An exact copy of every record is required.

**** Extracted records ****

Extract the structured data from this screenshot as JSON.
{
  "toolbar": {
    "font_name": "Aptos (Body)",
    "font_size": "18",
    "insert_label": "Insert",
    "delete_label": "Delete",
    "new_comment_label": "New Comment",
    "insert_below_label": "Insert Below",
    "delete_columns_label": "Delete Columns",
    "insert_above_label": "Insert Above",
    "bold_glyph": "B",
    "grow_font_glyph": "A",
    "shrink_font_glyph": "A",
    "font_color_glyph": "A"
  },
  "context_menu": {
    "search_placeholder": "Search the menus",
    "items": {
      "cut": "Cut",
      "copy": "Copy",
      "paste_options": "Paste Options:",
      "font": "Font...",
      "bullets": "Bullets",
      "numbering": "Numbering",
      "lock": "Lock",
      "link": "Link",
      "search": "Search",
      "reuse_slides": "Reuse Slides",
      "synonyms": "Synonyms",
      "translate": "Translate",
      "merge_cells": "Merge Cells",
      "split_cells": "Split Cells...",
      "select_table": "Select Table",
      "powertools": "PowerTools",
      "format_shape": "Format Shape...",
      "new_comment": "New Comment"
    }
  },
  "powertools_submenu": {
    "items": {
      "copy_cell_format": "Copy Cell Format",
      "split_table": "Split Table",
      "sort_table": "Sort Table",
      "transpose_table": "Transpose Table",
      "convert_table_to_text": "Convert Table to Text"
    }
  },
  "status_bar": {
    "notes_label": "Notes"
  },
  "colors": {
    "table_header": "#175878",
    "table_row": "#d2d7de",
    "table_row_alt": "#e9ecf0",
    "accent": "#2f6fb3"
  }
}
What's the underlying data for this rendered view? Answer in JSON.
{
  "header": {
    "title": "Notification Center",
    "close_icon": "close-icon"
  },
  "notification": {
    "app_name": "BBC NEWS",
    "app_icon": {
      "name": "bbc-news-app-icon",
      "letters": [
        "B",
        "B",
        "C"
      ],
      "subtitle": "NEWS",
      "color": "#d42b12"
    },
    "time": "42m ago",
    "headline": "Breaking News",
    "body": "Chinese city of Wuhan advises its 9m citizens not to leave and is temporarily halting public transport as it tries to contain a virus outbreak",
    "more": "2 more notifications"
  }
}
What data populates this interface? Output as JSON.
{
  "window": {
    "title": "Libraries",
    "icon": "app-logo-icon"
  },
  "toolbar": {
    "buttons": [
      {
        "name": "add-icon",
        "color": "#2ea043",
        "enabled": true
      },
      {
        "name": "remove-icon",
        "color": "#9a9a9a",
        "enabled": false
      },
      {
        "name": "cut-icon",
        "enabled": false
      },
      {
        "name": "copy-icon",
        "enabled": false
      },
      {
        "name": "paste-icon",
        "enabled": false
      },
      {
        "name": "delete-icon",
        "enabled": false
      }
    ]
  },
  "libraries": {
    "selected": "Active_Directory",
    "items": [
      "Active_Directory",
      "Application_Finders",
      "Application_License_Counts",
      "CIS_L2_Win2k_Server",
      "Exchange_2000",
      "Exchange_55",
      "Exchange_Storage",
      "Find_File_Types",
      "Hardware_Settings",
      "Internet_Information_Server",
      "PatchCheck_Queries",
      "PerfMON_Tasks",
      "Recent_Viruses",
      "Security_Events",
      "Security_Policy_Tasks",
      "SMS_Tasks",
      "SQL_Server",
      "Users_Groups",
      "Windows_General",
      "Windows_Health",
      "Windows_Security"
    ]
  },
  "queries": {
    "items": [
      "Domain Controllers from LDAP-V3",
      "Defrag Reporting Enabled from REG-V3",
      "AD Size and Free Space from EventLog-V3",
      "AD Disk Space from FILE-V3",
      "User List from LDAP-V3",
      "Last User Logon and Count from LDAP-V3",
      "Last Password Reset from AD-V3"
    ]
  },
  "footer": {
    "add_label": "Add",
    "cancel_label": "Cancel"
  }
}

****

[Final answer]
Extract the structured data from this screenshot as JSON.
{
  "toolbar": {
    "font_name": "Aptos (Body)",
    "font_size": "18",
    "insert_label": "Insert",
    "delete_label": "Delete",
    "new_comment_label": "New Comment",
    "insert_below_label": "Insert Below",
    "delete_columns_label": "Delete Columns",
    "insert_above_label": "Insert Above",
    "bold_glyph": "B",
    "grow_font_glyph": "A",
    "shrink_font_glyph": "A",
    "font_color_glyph": "A"
  },
  "context_menu": {
    "search_placeholder": "Search the menus",
    "items": {
      "cut": "Cut",
      "copy": "Copy",
      "paste_options": "Paste Options:",
      "font": "Font...",
      "bullets": "Bullets",
      "numbering": "Numbering",
      "lock": "Lock",
      "link": "Link",
      "search": "Search",
      "reuse_slides": "Reuse Slides",
      "synonyms": "Synonyms",
      "translate": "Translate",
      "merge_cells": "Merge Cells",
      "split_cells": "Split Cells...",
      "select_table": "Select Table",
      "powertools": "PowerTools",
      "format_shape": "Format Shape...",
      "new_comment": "New Comment"
    }
  },
  "powertools_submenu": {
    "items": {
      "copy_cell_format": "Copy Cell Format",
      "split_table": "Split Table",
      "sort_table": "Sort Table",
      "transpose_table": "Transpose Table",
      "convert_table_to_text": "Convert Table to Text"
    }
  },
  "status_bar": {
    "notes_label": "Notes"
  },
  "colors": {
    "table_header": "#175878",
    "table_row": "#d2d7de",
    "table_row_alt": "#e9ecf0",
    "accent": "#2f6fb3"
  }
}
What's the underlying data for this rendered view? Answer in JSON.
{
  "header": {
    "title": "Notification Center",
    "close_icon": "close-icon"
  },
  "notification": {
    "app_name": "BBC NEWS",
    "app_icon": {
      "name": "bbc-news-app-icon",
      "letters": [
        "B",
        "B",
        "C"
      ],
      "subtitle": "NEWS",
      "color": "#d42b12"
    },
    "time": "42m ago",
    "headline": "Breaking News",
    "body": "Chinese city of Wuhan advises its 9m citizens not to leave and is temporarily halting public transport as it tries to contain a virus outbreak",
    "more": "2 more notifications"
  }
}
What data populates this interface? Output as JSON.
{
  "window": {
    "title": "Libraries",
    "icon": "app-logo-icon"
  },
  "toolbar": {
    "buttons": [
      {
        "name": "add-icon",
        "color": "#2ea043",
        "enabled": true
      },
      {
        "name": "remove-icon",
        "color": "#9a9a9a",
        "enabled": false
      },
      {
        "name": "cut-icon",
        "enabled": false
      },
      {
        "name": "copy-icon",
        "enabled": false
      },
      {
        "name": "paste-icon",
        "enabled": false
      },
      {
        "name": "delete-icon",
        "enabled": false
      }
    ]
  },
  "libraries": {
    "selected": "Active_Directory",
    "items": [
      "Active_Directory",
      "Application_Finders",
      "Application_License_Counts",
      "CIS_L2_Win2k_Server",
      "Exchange_2000",
      "Exchange_55",
      "Exchange_Storage",
      "Find_File_Types",
      "Hardware_Settings",
      "Internet_Information_Server",
      "PatchCheck_Queries",
      "PerfMON_Tasks",
      "Recent_Viruses",
      "Security_Events",
      "Security_Policy_Tasks",
      "SMS_Tasks",
      "SQL_Server",
      "Users_Groups",
      "Windows_General",
      "Windows_Health",
      "Windows_Security"
    ]
  },
  "queries": {
    "items": [
      "Domain Controllers from LDAP-V3",
      "Defrag Reporting Enabled from REG-V3",
      "AD Size and Free Space from EventLog-V3",
      "AD Disk Space from FILE-V3",
      "User List from LDAP-V3",
      "Last User Logon and Count from LDAP-V3",
      "Last Password Reset from AD-V3"
    ]
  },
  "footer": {
    "add_label": "Add",
    "cancel_label": "Cancel"
  }
}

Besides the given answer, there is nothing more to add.